## Exercise details:
Copy out each line that has "done" in it.

-*-*-

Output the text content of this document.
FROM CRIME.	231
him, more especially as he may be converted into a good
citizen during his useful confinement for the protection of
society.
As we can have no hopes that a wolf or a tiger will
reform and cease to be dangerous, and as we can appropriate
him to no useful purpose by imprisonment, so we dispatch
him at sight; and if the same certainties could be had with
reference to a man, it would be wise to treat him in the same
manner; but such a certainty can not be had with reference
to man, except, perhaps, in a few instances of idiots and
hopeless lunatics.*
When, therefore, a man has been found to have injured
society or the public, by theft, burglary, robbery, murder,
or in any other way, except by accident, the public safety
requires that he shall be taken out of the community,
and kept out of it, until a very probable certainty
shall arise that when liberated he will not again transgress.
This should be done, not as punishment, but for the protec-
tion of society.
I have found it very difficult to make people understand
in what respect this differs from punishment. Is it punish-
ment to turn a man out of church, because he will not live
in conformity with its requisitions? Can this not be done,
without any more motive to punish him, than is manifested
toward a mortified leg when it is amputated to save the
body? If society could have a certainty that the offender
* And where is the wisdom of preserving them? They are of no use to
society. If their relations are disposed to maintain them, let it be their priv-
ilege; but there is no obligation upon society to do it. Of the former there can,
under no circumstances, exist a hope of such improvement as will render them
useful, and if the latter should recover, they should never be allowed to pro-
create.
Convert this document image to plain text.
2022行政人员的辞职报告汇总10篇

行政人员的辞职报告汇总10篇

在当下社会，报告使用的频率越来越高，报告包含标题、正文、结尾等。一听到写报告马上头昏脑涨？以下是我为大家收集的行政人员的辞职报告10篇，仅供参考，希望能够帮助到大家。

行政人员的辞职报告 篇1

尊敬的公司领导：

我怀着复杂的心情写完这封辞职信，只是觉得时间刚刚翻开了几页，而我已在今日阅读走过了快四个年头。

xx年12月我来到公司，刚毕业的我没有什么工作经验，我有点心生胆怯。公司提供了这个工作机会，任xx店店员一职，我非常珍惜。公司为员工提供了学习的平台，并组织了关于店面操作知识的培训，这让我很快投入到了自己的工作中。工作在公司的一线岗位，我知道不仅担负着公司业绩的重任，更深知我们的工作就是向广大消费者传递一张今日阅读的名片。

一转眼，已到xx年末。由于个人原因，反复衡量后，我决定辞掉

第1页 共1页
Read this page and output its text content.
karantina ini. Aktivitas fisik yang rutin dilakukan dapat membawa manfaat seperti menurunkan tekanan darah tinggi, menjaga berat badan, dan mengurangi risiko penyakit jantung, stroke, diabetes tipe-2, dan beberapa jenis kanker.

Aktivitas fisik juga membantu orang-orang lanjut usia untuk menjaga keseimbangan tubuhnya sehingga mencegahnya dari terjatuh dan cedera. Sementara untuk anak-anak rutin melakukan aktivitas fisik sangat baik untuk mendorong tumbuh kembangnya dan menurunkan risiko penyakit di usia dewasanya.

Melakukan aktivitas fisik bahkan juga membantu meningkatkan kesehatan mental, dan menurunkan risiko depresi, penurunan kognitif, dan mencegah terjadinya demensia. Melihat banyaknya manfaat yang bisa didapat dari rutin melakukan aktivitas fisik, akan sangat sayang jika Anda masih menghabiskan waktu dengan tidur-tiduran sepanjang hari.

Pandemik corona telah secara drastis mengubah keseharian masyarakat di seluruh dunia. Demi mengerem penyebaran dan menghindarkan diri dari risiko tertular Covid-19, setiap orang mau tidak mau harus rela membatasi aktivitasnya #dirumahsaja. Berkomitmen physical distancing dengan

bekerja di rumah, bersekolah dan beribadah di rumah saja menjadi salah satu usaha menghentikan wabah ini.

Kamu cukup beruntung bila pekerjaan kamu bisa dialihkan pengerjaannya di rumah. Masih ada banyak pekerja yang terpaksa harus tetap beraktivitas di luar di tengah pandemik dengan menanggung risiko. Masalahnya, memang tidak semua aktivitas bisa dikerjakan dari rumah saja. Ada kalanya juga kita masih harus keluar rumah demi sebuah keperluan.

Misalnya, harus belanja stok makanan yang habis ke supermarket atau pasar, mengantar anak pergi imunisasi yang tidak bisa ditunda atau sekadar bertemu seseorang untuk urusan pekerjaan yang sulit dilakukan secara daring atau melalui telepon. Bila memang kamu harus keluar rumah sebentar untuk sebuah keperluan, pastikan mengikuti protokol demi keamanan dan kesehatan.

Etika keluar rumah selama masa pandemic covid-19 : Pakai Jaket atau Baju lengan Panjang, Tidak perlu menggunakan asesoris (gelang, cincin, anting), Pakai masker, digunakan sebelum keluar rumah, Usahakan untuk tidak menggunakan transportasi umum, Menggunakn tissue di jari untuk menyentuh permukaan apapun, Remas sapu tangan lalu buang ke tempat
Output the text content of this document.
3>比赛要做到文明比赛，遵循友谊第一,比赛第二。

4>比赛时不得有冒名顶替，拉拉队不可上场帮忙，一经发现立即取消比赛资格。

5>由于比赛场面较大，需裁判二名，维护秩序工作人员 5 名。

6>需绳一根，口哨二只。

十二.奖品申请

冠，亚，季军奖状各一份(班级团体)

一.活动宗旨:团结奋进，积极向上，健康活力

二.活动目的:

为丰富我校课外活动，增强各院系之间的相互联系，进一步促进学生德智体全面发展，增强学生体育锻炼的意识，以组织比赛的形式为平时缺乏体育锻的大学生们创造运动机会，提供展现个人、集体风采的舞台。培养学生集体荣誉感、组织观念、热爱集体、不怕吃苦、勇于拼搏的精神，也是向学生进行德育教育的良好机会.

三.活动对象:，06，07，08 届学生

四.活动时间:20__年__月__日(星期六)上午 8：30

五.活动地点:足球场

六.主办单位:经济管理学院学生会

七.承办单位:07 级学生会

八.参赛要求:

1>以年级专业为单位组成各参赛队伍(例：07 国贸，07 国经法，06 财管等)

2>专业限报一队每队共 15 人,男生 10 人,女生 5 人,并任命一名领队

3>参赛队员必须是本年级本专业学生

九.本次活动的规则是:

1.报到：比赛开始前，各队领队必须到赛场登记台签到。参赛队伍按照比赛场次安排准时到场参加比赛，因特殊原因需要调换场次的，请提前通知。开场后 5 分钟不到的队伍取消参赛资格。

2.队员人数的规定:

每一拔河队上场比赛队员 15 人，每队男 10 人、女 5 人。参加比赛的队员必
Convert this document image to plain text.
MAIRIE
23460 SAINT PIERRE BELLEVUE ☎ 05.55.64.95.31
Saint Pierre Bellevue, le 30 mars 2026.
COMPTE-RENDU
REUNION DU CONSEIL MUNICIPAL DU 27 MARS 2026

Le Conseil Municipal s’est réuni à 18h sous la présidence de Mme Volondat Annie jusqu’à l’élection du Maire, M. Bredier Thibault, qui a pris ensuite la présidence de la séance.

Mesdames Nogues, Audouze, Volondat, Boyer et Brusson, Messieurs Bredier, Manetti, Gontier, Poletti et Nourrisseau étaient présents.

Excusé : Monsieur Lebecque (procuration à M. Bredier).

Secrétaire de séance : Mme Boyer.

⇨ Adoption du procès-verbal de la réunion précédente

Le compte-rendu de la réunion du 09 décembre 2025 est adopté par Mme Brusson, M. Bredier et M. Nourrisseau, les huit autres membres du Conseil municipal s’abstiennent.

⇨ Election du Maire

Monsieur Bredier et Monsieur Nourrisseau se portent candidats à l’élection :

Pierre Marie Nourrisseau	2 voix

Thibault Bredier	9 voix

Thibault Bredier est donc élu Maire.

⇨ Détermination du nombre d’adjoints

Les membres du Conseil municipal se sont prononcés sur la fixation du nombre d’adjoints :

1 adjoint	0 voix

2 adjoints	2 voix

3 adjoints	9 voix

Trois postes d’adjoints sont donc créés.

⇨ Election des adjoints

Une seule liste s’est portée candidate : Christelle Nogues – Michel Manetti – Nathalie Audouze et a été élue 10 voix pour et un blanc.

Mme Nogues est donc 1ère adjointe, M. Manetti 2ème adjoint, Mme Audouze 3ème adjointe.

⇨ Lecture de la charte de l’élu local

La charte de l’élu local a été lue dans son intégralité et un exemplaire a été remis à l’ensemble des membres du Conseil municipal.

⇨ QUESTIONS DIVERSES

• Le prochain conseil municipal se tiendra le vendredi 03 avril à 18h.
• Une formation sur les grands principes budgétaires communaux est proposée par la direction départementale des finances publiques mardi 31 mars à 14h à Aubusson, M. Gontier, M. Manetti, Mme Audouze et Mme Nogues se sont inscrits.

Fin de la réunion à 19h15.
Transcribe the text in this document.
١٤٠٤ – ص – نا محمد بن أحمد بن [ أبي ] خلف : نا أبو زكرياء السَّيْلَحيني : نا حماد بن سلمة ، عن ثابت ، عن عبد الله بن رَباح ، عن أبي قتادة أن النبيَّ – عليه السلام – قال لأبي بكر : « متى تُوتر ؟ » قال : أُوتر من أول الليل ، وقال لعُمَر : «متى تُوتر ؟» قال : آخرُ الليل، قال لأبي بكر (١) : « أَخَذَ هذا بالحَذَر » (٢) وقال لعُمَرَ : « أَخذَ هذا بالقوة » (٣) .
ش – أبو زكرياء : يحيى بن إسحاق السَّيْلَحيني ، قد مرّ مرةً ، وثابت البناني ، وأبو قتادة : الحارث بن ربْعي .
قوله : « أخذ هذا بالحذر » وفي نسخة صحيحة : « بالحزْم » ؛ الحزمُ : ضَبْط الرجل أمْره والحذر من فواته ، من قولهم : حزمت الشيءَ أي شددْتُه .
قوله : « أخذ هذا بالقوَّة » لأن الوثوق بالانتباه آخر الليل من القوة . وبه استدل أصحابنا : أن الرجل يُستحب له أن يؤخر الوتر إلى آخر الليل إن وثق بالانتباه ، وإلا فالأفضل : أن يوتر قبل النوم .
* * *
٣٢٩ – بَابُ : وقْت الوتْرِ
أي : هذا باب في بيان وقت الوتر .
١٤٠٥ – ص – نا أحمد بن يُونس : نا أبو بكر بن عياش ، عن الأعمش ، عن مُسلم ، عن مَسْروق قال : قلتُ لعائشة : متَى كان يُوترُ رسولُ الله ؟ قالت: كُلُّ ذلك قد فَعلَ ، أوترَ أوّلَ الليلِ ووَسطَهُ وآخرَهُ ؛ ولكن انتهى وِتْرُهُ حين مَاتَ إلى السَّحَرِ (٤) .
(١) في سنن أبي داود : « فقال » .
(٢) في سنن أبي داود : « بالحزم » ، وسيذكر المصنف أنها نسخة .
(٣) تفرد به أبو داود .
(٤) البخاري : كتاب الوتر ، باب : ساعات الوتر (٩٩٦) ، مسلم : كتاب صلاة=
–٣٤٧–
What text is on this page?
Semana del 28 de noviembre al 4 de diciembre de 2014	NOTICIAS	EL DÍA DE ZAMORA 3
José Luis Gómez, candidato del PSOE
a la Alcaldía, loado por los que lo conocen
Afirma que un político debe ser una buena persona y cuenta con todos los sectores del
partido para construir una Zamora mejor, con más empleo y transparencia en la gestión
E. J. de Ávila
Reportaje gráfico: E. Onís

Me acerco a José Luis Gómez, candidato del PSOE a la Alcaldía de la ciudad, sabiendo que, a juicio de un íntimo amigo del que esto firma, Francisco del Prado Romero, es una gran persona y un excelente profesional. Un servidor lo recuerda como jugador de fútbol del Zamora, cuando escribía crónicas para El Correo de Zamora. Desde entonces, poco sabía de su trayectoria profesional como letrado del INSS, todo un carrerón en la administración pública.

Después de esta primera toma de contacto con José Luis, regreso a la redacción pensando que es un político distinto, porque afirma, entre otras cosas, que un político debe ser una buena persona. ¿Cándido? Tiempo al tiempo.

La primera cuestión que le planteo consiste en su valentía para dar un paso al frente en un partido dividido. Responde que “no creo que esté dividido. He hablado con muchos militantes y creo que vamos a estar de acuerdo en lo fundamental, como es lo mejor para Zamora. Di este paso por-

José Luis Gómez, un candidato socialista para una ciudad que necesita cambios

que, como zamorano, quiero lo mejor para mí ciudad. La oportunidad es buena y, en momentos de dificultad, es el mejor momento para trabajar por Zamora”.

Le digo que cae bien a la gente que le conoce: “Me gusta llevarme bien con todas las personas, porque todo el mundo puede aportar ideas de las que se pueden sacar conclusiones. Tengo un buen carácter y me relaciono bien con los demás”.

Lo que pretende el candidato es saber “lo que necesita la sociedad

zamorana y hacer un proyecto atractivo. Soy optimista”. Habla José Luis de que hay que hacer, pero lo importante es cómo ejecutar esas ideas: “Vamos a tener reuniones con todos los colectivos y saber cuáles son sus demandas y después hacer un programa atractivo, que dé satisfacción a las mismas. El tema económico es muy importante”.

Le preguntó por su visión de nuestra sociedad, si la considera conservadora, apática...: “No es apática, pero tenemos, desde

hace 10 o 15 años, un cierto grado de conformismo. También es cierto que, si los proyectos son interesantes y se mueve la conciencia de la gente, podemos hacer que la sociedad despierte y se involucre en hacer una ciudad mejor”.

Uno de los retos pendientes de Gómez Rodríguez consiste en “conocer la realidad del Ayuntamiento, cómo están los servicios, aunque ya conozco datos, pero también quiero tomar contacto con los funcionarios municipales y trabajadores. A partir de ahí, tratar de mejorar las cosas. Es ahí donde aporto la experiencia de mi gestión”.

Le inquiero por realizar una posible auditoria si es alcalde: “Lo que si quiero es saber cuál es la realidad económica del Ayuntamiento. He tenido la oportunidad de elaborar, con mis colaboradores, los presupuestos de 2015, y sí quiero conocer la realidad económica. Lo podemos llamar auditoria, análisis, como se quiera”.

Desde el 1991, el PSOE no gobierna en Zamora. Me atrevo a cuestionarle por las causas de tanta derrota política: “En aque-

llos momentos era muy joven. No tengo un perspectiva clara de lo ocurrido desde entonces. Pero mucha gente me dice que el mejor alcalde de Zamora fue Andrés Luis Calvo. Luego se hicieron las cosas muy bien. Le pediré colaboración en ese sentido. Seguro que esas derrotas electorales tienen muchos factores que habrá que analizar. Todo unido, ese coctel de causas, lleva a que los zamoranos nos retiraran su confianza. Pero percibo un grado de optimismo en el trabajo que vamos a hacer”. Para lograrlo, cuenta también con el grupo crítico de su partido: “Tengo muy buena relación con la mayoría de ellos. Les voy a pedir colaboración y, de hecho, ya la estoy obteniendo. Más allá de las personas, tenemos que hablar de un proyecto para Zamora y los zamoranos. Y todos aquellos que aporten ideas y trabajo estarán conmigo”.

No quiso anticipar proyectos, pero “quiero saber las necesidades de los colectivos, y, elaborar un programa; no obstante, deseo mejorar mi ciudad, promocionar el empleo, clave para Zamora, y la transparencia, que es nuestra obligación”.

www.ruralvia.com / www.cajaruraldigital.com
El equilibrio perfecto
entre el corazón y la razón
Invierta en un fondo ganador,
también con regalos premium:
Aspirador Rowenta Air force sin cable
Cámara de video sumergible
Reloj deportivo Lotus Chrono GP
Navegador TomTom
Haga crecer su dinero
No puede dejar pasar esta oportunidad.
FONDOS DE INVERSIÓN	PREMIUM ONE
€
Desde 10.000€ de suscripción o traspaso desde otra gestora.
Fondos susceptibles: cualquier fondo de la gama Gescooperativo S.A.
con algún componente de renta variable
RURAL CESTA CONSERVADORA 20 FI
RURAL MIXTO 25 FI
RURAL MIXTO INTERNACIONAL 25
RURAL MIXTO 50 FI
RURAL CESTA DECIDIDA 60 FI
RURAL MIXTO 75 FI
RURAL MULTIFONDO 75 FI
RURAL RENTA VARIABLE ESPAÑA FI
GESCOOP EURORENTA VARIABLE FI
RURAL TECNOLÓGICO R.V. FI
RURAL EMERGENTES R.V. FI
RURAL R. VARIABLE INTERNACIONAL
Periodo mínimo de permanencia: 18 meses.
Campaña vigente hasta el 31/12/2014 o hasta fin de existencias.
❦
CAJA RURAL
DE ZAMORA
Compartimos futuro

-*-*-

## Response for this exercise:
This should be done, not as punishment, but for the protec-
in conformity with its requisitions? Can this not be done,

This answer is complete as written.